[Extracted records]
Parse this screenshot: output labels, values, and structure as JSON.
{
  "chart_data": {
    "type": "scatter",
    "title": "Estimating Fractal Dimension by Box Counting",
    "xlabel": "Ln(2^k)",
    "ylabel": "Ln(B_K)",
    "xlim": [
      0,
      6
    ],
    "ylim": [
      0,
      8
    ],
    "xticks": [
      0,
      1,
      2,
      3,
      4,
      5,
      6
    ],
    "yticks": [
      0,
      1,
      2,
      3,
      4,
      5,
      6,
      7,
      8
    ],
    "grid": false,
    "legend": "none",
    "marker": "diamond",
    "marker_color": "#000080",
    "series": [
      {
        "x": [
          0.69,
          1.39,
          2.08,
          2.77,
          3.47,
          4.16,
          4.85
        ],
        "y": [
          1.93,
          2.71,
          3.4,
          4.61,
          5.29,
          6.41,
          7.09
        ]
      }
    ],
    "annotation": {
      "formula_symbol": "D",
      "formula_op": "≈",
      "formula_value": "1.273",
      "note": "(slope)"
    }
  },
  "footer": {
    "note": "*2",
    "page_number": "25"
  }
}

*Exercise brief*:
Copy all the records above exactly, missing none.

*Task output*:
Parse this screenshot: output labels, values, and structure as JSON.
{
  "chart_data": {
    "type": "scatter",
    "title": "Estimating Fractal Dimension by Box Counting",
    "xlabel": "Ln(2^k)",
    "ylabel": "Ln(B_K)",
    "xlim": [
      0,
      6
    ],
    "ylim": [
      0,
      8
    ],
    "xticks": [
      0,
      1,
      2,
      3,
      4,
      5,
      6
    ],
    "yticks": [
      0,
      1,
      2,
      3,
      4,
      5,
      6,
      7,
      8
    ],
    "grid": false,
    "legend": "none",
    "marker": "diamond",
    "marker_color": "#000080",
    "series": [
      {
        "x": [
          0.69,
          1.39,
          2.08,
          2.77,
          3.47,
          4.16,
          4.85
        ],
        "y": [
          1.93,
          2.71,
          3.4,
          4.61,
          5.29,
          6.41,
          7.09
        ]
      }
    ],
    "annotation": {
      "formula_symbol": "D",
      "formula_op": "≈",
      "formula_value": "1.273",
      "note": "(slope)"
    }
  },
  "footer": {
    "note": "*2",
    "page_number": "25"
  }
}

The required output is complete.